* [Task prompt]
Each line containing the word "Quantity" must be reported.

* [Data to process]
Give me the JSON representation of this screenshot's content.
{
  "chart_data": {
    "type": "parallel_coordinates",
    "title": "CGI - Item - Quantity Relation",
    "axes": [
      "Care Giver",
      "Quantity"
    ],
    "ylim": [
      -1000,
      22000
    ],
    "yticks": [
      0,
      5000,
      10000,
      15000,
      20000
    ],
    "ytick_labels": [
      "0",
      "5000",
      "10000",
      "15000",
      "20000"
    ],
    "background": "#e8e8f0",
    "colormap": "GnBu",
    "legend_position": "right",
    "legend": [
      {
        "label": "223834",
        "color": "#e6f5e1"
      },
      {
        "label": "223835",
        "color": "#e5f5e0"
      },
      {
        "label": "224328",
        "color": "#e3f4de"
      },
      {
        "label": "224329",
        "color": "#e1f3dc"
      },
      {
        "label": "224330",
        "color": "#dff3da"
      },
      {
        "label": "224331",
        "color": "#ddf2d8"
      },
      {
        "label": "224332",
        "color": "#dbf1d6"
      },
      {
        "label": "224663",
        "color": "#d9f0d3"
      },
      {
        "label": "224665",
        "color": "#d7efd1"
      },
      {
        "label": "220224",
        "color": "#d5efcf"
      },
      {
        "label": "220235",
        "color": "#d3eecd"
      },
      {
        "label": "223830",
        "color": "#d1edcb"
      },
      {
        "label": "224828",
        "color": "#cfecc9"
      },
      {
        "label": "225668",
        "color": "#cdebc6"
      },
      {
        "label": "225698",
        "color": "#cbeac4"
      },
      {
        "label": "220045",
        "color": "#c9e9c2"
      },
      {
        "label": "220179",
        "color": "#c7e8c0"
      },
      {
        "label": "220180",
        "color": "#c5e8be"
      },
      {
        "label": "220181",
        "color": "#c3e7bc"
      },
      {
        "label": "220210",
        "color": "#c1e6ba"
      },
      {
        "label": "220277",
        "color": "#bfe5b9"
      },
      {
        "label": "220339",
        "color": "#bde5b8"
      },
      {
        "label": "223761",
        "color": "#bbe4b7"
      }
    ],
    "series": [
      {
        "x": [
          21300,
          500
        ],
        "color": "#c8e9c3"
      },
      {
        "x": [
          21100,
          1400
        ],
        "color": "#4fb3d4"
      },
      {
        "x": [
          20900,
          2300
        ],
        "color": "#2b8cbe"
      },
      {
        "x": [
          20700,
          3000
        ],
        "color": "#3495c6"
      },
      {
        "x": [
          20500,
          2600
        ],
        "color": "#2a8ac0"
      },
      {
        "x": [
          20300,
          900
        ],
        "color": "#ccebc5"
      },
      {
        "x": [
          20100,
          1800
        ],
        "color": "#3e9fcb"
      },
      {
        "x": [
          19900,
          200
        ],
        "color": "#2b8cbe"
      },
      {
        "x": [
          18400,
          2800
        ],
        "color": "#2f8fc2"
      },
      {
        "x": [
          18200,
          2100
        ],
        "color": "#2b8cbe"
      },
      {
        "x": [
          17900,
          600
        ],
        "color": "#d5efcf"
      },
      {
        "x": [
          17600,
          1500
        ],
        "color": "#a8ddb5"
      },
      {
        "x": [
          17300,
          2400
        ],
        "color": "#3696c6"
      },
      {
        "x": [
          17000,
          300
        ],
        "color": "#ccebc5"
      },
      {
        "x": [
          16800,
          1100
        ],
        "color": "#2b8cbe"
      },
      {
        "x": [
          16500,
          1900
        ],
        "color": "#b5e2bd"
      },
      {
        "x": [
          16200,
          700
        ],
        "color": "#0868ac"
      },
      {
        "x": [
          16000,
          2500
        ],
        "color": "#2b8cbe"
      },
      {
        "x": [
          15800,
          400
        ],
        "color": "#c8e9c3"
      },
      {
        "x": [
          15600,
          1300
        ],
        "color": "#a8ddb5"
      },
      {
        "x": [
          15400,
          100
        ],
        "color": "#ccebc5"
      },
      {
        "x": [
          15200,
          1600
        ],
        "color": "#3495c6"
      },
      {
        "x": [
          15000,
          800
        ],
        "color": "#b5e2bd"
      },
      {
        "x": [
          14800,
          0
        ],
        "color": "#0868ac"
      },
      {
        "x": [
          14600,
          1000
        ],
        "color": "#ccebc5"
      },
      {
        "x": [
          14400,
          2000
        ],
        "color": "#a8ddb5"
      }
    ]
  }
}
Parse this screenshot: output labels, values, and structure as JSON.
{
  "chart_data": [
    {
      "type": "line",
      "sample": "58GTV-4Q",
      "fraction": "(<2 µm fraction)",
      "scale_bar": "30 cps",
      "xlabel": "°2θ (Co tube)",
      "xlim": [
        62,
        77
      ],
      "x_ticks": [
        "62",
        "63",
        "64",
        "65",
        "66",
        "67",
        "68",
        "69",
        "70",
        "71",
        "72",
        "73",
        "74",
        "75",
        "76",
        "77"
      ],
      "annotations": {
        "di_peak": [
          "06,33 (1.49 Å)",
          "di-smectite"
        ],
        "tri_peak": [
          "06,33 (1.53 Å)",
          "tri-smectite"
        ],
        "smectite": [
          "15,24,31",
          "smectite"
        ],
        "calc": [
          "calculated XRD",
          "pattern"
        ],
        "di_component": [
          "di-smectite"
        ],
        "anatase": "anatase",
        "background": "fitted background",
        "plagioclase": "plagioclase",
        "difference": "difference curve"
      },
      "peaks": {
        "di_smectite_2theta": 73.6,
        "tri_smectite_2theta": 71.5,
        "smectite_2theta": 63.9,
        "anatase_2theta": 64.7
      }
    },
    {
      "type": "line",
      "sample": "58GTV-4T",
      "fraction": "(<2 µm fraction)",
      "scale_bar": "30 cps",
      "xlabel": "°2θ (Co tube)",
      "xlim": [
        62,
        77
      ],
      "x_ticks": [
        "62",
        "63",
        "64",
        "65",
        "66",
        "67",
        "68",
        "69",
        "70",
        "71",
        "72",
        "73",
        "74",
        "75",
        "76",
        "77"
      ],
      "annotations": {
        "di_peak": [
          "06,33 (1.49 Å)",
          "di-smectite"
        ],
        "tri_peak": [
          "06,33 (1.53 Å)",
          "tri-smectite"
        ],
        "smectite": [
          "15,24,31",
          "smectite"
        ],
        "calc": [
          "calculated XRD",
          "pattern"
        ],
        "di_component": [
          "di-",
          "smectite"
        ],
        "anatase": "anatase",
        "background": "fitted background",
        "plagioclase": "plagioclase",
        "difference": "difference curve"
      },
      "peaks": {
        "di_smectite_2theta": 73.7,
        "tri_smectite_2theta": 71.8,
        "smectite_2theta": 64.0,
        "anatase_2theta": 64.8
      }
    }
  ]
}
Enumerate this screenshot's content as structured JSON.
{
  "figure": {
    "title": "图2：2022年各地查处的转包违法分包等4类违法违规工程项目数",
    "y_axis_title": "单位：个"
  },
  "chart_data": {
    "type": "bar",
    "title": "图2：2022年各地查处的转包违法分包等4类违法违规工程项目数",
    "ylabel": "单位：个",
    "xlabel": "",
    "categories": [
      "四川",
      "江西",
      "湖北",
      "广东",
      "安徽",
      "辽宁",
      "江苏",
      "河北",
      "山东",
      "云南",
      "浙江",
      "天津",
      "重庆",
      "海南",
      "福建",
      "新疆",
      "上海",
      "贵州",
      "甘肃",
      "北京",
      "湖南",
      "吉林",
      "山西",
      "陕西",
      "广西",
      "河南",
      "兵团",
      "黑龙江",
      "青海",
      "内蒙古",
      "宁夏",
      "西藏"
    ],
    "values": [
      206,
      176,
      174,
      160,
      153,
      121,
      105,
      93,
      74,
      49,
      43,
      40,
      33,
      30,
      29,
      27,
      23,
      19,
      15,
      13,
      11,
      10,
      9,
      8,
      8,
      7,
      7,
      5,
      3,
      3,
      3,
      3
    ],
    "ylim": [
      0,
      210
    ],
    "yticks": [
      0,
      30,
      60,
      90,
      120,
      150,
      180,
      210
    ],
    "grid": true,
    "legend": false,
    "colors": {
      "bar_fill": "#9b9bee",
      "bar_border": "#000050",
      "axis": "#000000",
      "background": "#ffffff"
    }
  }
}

* [The solution]
    "title": "CGI - Item - Quantity Relation",
      "Quantity"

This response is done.